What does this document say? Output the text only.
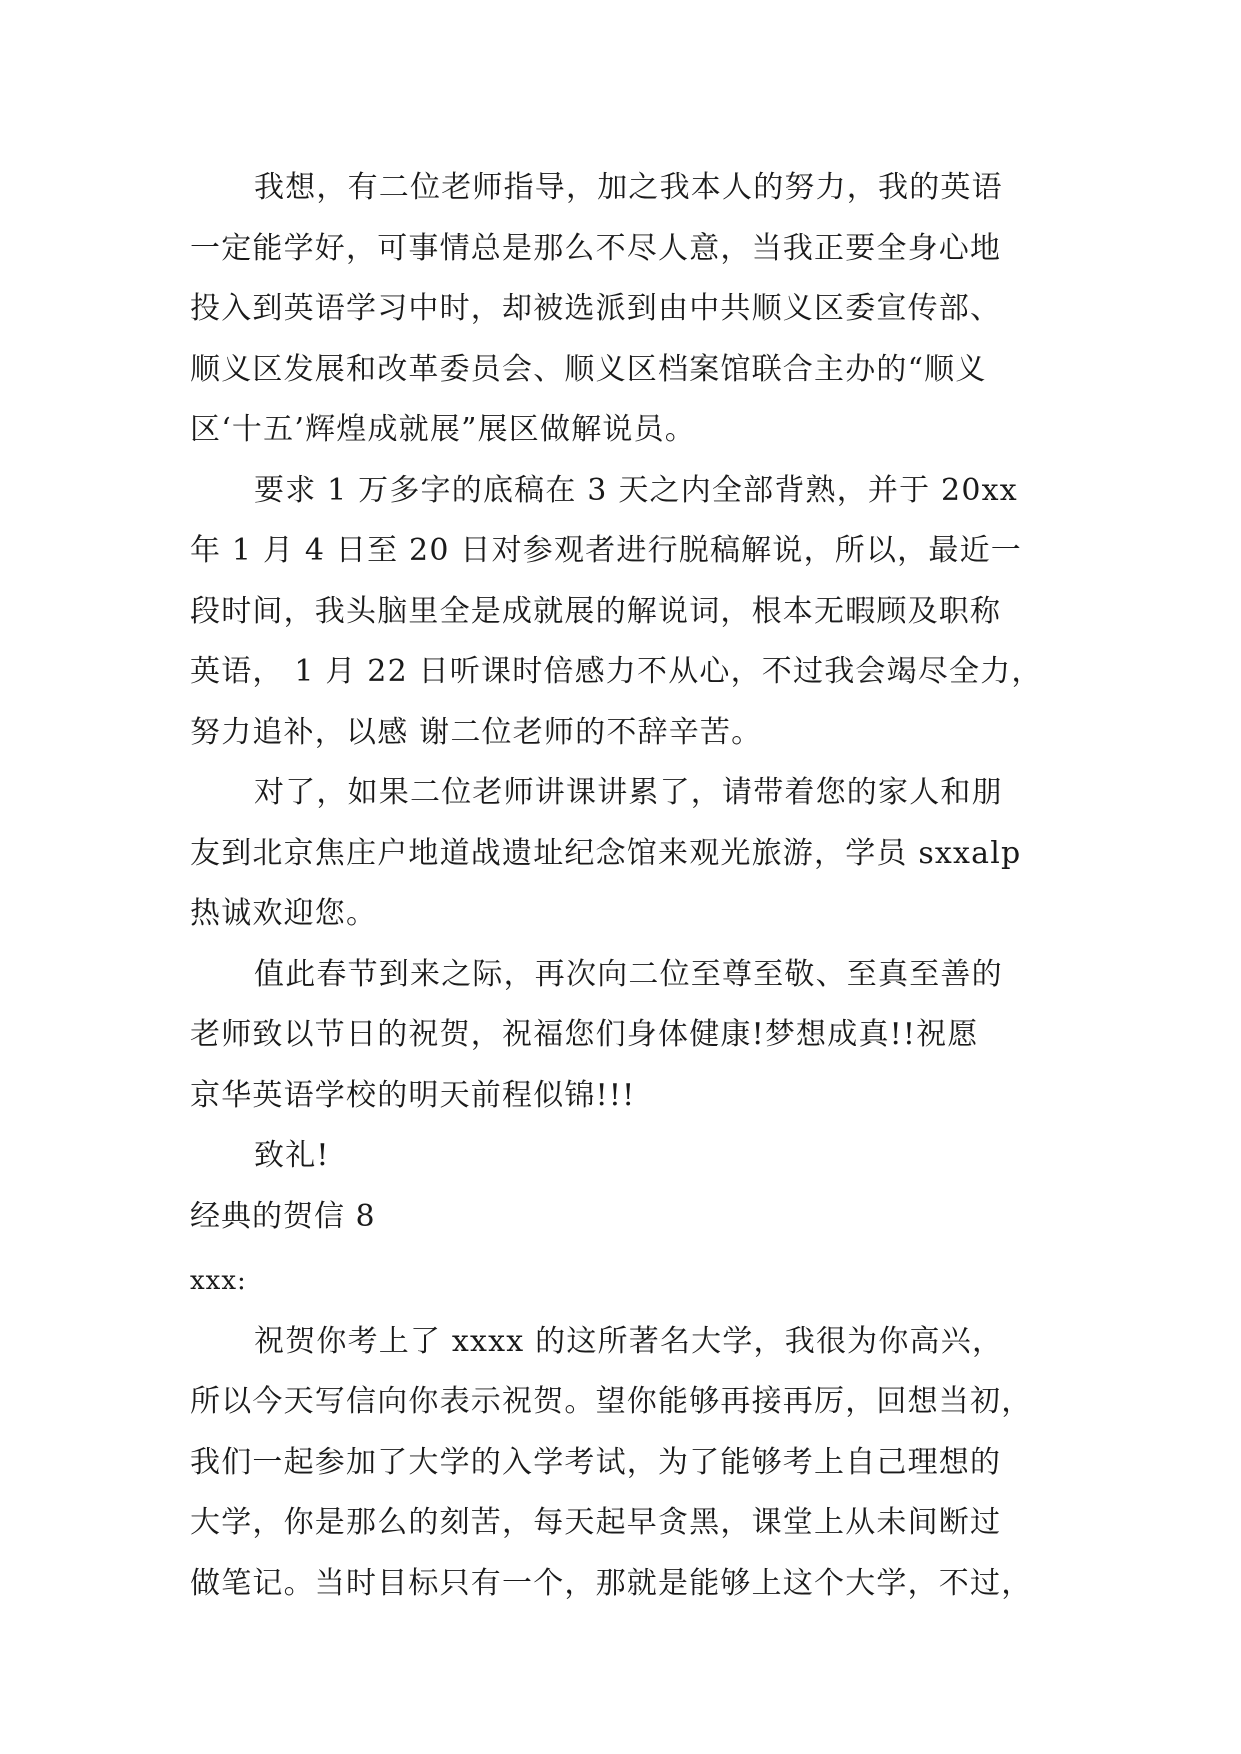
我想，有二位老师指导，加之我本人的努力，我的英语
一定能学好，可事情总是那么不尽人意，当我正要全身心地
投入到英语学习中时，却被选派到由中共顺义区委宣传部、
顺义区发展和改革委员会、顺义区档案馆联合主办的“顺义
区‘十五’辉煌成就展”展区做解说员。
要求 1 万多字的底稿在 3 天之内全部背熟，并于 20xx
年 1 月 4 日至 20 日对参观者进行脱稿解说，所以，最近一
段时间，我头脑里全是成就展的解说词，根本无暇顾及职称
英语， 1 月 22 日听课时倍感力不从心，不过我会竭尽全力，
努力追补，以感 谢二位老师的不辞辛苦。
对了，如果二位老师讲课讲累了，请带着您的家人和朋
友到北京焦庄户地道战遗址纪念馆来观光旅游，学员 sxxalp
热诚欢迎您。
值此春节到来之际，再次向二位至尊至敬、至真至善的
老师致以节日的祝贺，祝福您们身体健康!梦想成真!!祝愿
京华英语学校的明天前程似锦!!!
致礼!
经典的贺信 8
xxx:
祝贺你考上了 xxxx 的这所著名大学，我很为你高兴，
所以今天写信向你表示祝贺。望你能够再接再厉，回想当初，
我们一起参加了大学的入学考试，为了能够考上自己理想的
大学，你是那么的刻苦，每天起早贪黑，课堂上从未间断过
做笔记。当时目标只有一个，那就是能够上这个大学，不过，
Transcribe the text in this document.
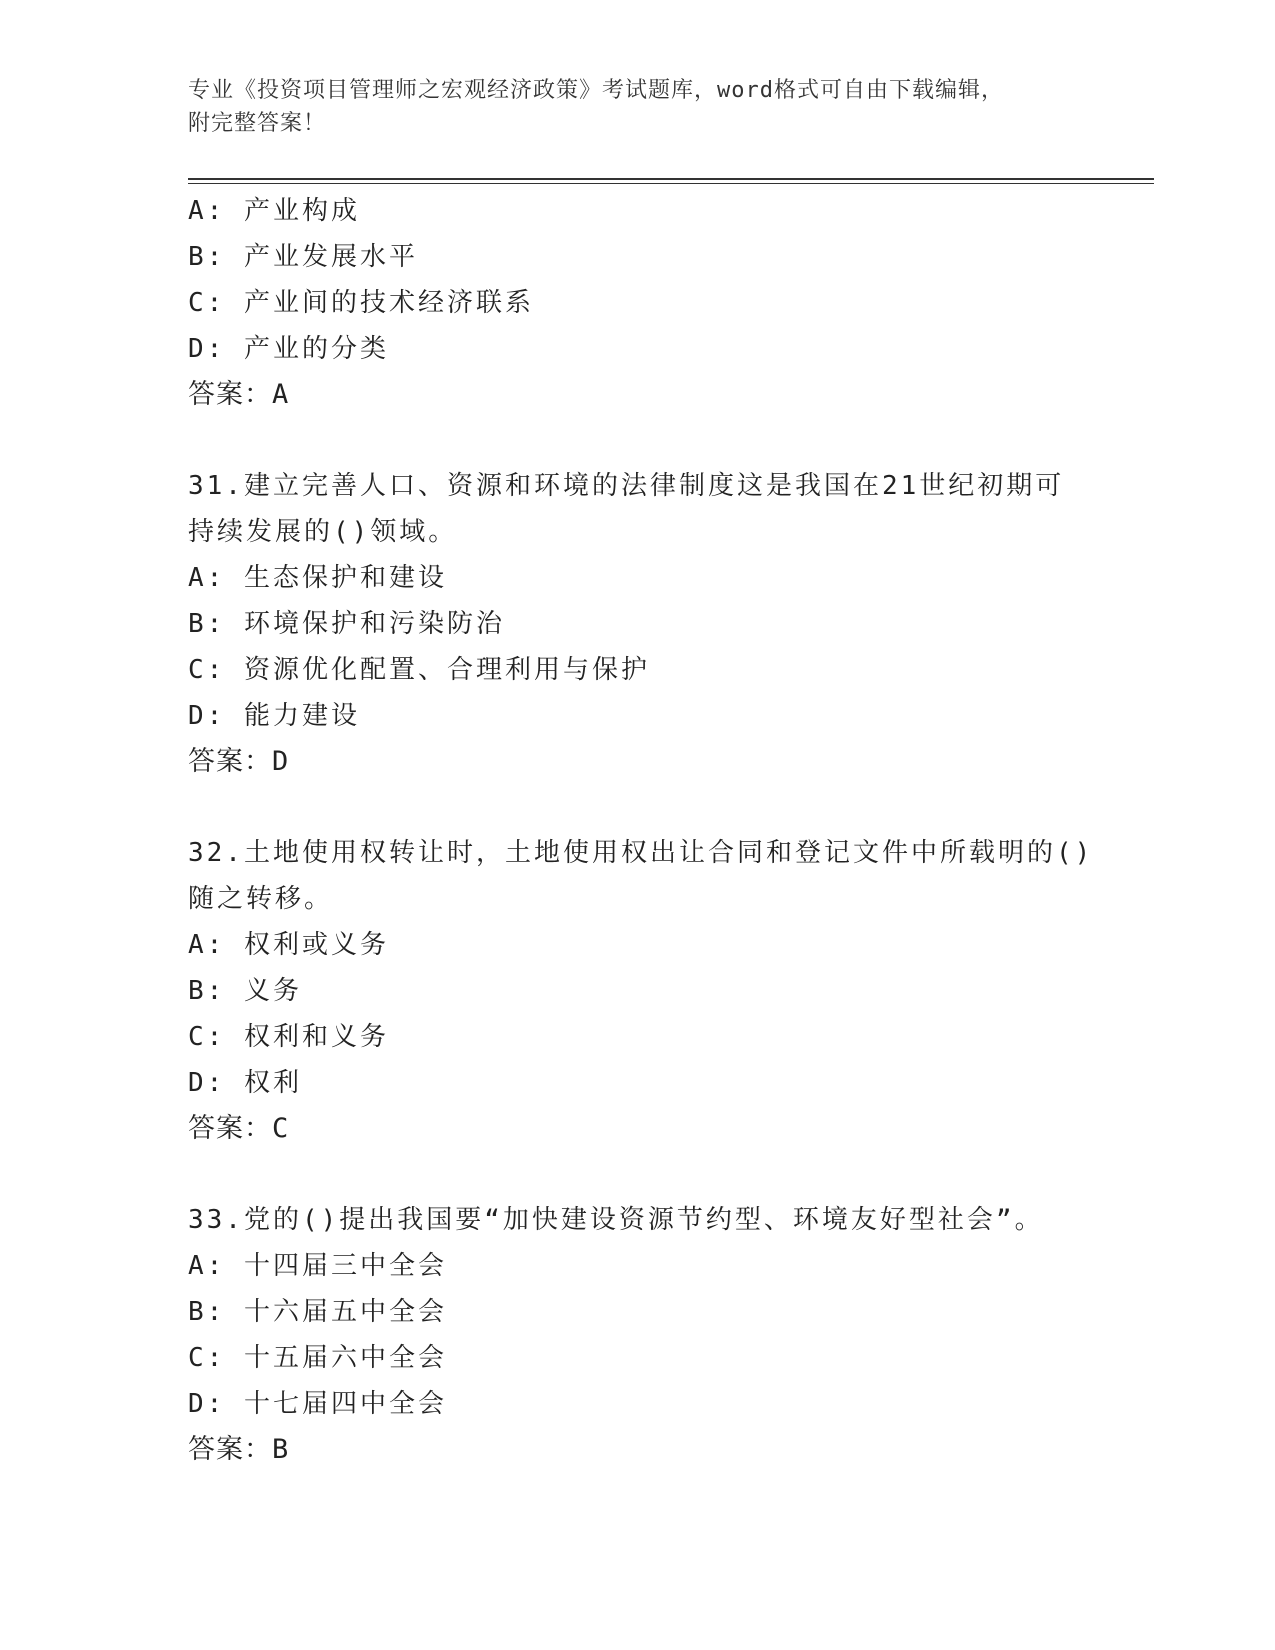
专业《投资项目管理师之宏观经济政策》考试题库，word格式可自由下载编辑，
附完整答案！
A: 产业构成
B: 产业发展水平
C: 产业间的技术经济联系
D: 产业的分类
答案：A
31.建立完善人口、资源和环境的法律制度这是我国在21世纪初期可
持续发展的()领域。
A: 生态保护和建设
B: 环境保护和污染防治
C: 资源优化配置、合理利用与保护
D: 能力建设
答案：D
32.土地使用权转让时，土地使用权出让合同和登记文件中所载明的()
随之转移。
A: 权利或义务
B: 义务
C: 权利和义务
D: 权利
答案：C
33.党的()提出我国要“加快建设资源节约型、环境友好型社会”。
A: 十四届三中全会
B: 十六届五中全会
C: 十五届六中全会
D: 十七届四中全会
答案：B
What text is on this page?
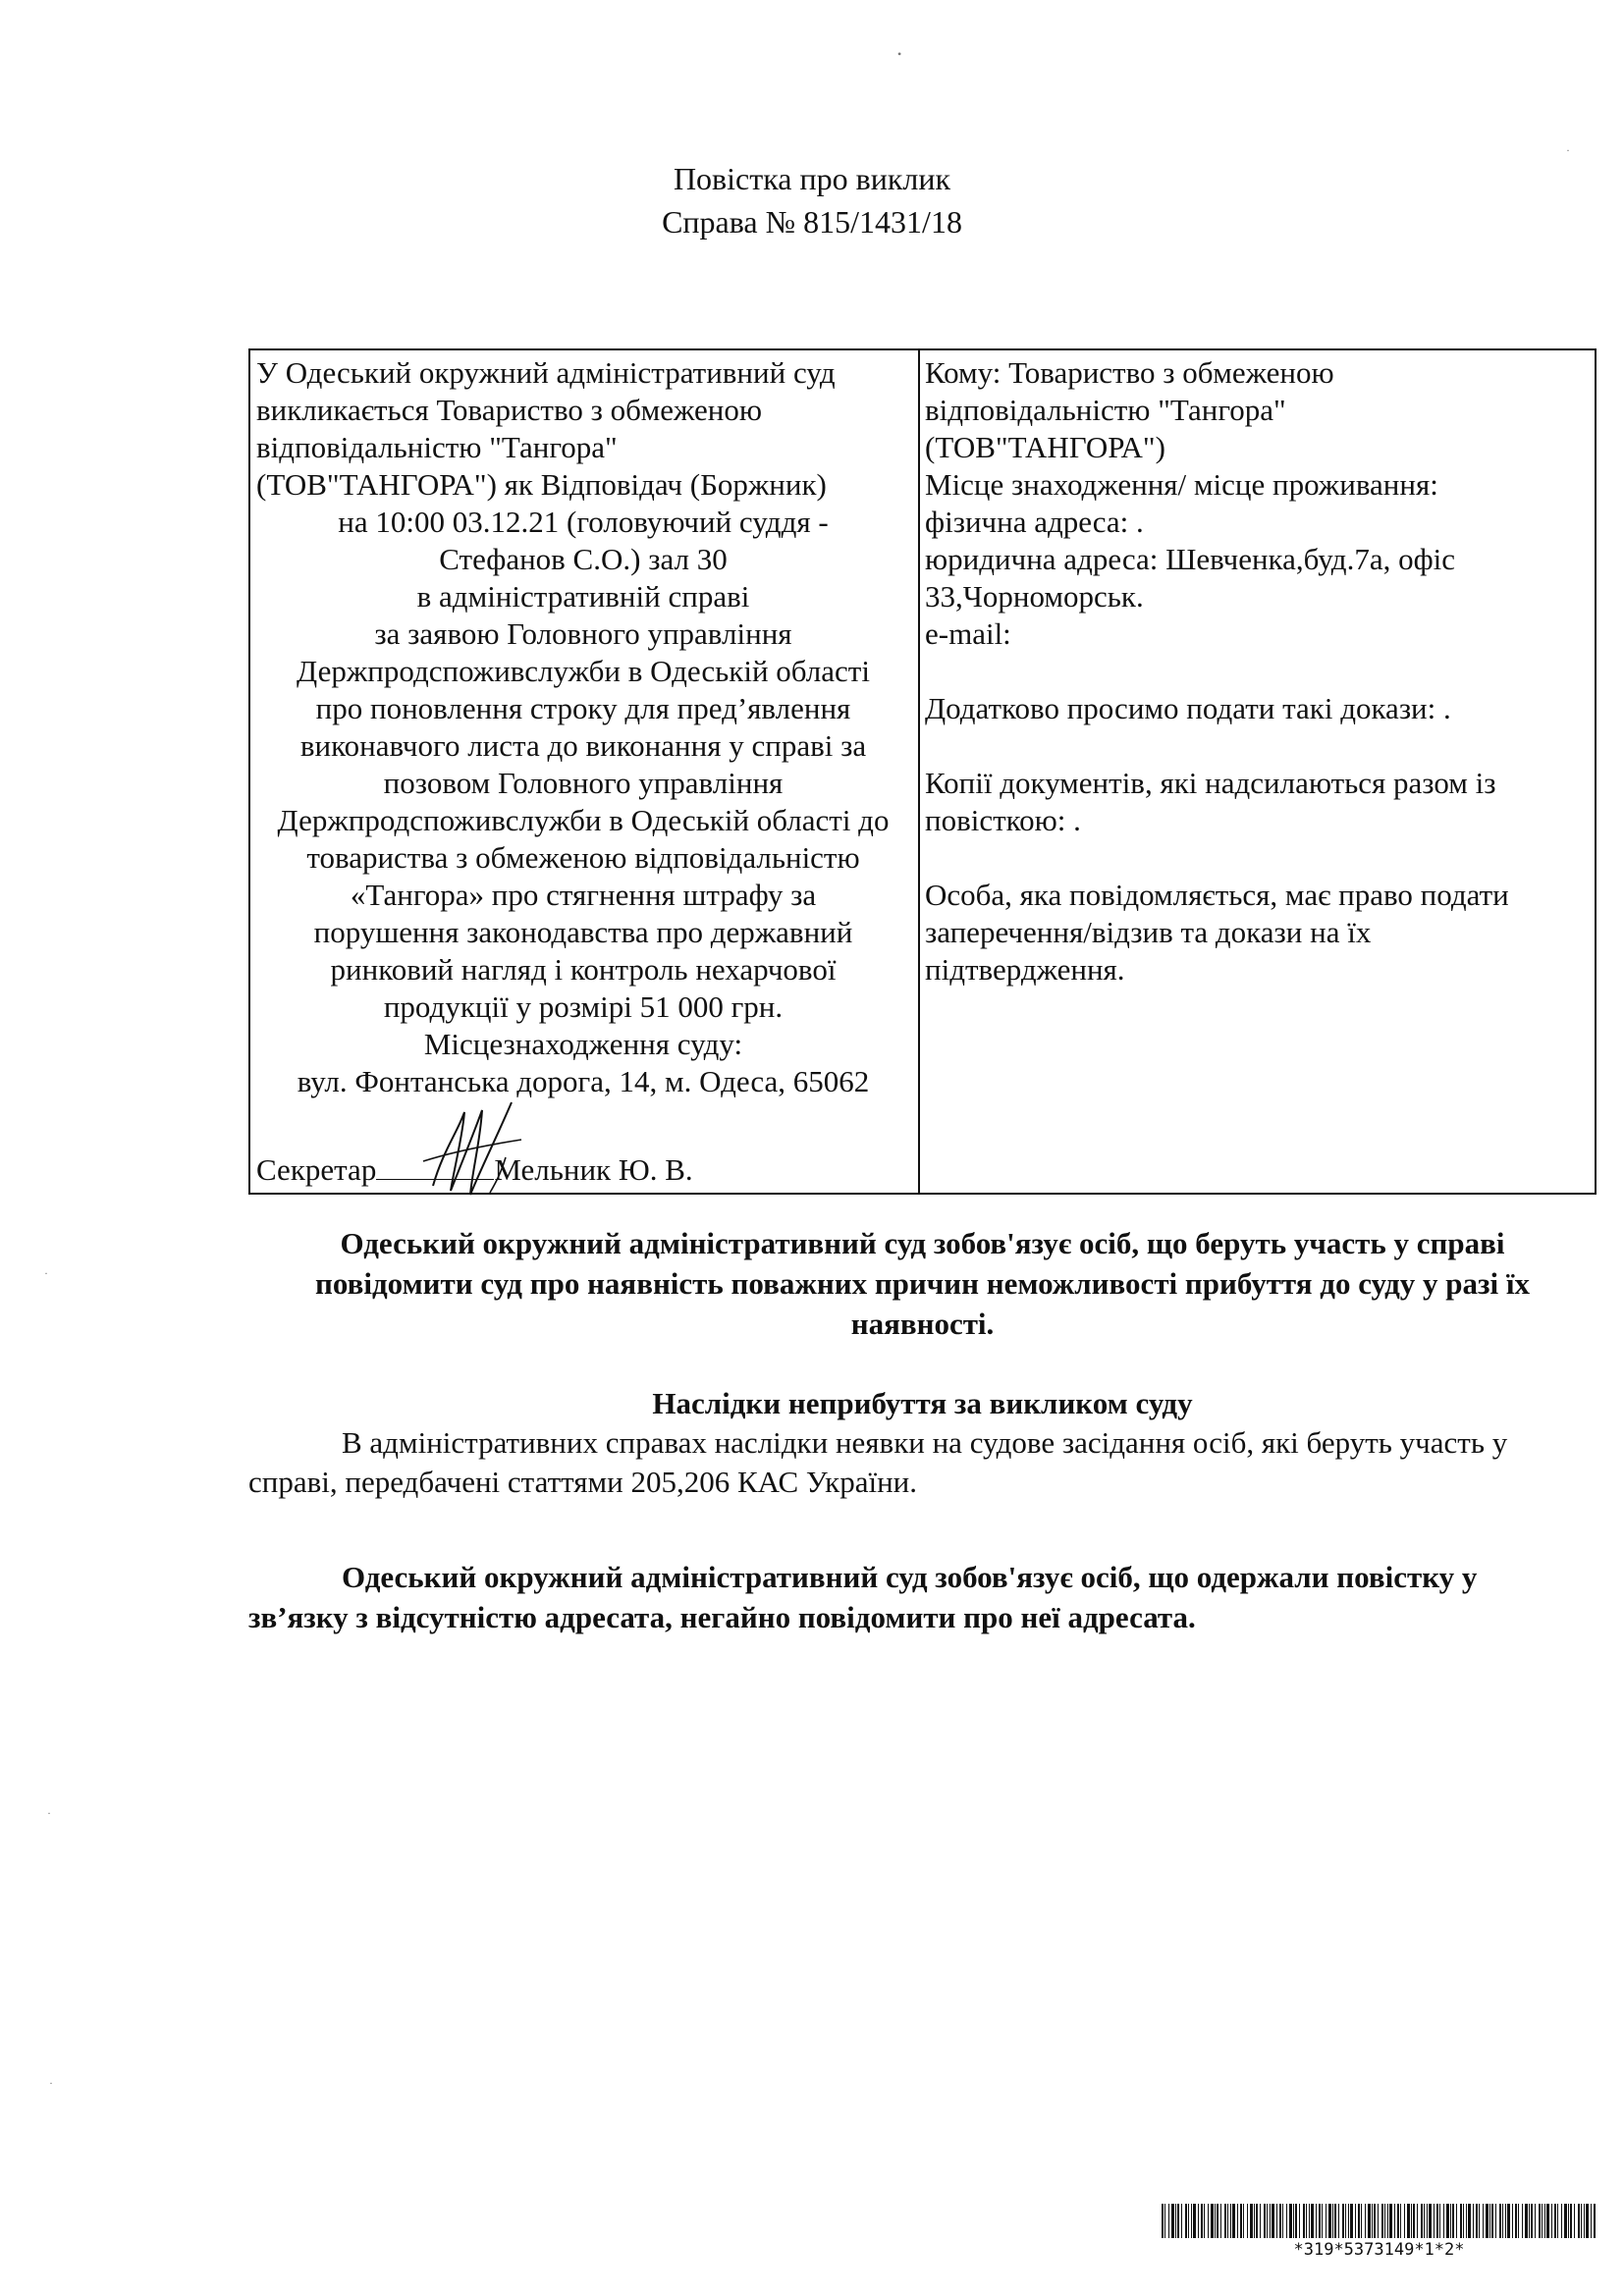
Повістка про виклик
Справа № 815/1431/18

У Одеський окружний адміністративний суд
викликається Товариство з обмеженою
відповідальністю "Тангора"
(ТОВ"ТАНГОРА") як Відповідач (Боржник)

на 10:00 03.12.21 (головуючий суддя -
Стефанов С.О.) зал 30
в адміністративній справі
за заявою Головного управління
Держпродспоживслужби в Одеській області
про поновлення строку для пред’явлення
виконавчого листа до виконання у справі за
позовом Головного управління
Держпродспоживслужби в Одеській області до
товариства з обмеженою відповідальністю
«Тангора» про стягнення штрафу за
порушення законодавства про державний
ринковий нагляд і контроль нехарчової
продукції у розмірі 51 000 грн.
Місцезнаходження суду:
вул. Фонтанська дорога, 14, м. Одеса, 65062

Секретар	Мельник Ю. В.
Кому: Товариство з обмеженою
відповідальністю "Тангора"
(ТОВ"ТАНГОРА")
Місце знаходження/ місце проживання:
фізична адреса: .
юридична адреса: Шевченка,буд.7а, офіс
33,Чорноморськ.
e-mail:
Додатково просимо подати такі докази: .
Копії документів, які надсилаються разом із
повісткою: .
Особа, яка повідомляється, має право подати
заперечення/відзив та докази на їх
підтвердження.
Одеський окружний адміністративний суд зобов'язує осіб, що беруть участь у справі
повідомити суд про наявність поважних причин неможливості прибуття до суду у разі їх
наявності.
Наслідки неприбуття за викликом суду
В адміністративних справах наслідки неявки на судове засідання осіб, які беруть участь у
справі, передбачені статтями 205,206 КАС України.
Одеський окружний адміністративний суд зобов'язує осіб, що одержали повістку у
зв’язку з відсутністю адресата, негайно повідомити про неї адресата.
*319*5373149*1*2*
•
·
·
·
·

Exercise goal: The material above holds pictures; copy everything else in it exactly.

Exercise output:
What does this document say? Output the text only.
我想，有二位老师指导，加之我本人的努力，我的英语
一定能学好，可事情总是那么不尽人意，当我正要全身心地
投入到英语学习中时，却被选派到由中共顺义区委宣传部、
顺义区发展和改革委员会、顺义区档案馆联合主办的“顺义
区‘十五’辉煌成就展”展区做解说员。
要求 1 万多字的底稿在 3 天之内全部背熟，并于 20xx
年 1 月 4 日至 20 日对参观者进行脱稿解说，所以，最近一
段时间，我头脑里全是成就展的解说词，根本无暇顾及职称
英语， 1 月 22 日听课时倍感力不从心，不过我会竭尽全力，
努力追补，以感 谢二位老师的不辞辛苦。
对了，如果二位老师讲课讲累了，请带着您的家人和朋
友到北京焦庄户地道战遗址纪念馆来观光旅游，学员 sxxalp
热诚欢迎您。
值此春节到来之际，再次向二位至尊至敬、至真至善的
老师致以节日的祝贺，祝福您们身体健康!梦想成真!!祝愿
京华英语学校的明天前程似锦!!!
致礼!
经典的贺信 8
xxx:
祝贺你考上了 xxxx 的这所著名大学，我很为你高兴，
所以今天写信向你表示祝贺。望你能够再接再厉，回想当初，
我们一起参加了大学的入学考试，为了能够考上自己理想的
大学，你是那么的刻苦，每天起早贪黑，课堂上从未间断过
做笔记。当时目标只有一个，那就是能够上这个大学，不过，
Transcribe the text in this document.
专业《投资项目管理师之宏观经济政策》考试题库，word格式可自由下载编辑，
附完整答案！
A: 产业构成
B: 产业发展水平
C: 产业间的技术经济联系
D: 产业的分类
答案：A
31.建立完善人口、资源和环境的法律制度这是我国在21世纪初期可
持续发展的()领域。
A: 生态保护和建设
B: 环境保护和污染防治
C: 资源优化配置、合理利用与保护
D: 能力建设
答案：D
32.土地使用权转让时，土地使用权出让合同和登记文件中所载明的()
随之转移。
A: 权利或义务
B: 义务
C: 权利和义务
D: 权利
答案：C
33.党的()提出我国要“加快建设资源节约型、环境友好型社会”。
A: 十四届三中全会
B: 十六届五中全会
C: 十五届六中全会
D: 十七届四中全会
答案：B
What text is on this page?
Повістка про виклик
Справа № 815/1431/18

У Одеський окружний адміністративний суд
викликається Товариство з обмеженою
відповідальністю "Тангора"
(ТОВ"ТАНГОРА") як Відповідач (Боржник)

на 10:00 03.12.21 (головуючий суддя -
Стефанов С.О.) зал 30
в адміністративній справі
за заявою Головного управління
Держпродспоживслужби в Одеській області
про поновлення строку для пред’явлення
виконавчого листа до виконання у справі за
позовом Головного управління
Держпродспоживслужби в Одеській області до
товариства з обмеженою відповідальністю
«Тангора» про стягнення штрафу за
порушення законодавства про державний
ринковий нагляд і контроль нехарчової
продукції у розмірі 51 000 грн.
Місцезнаходження суду:
вул. Фонтанська дорога, 14, м. Одеса, 65062

Секретар	Мельник Ю. В.
Кому: Товариство з обмеженою
відповідальністю "Тангора"
(ТОВ"ТАНГОРА")
Місце знаходження/ місце проживання:
фізична адреса: .
юридична адреса: Шевченка,буд.7а, офіс
33,Чорноморськ.
e-mail:
Додатково просимо подати такі докази: .
Копії документів, які надсилаються разом із
повісткою: .
Особа, яка повідомляється, має право подати
заперечення/відзив та докази на їх
підтвердження.
Одеський окружний адміністративний суд зобов'язує осіб, що беруть участь у справі
повідомити суд про наявність поважних причин неможливості прибуття до суду у разі їх
наявності.
Наслідки неприбуття за викликом суду
В адміністративних справах наслідки неявки на судове засідання осіб, які беруть участь у
справі, передбачені статтями 205,206 КАС України.
Одеський окружний адміністративний суд зобов'язує осіб, що одержали повістку у
зв’язку з відсутністю адресата, негайно повідомити про неї адресата.
*319*5373149*1*2*
•
·
·
·
·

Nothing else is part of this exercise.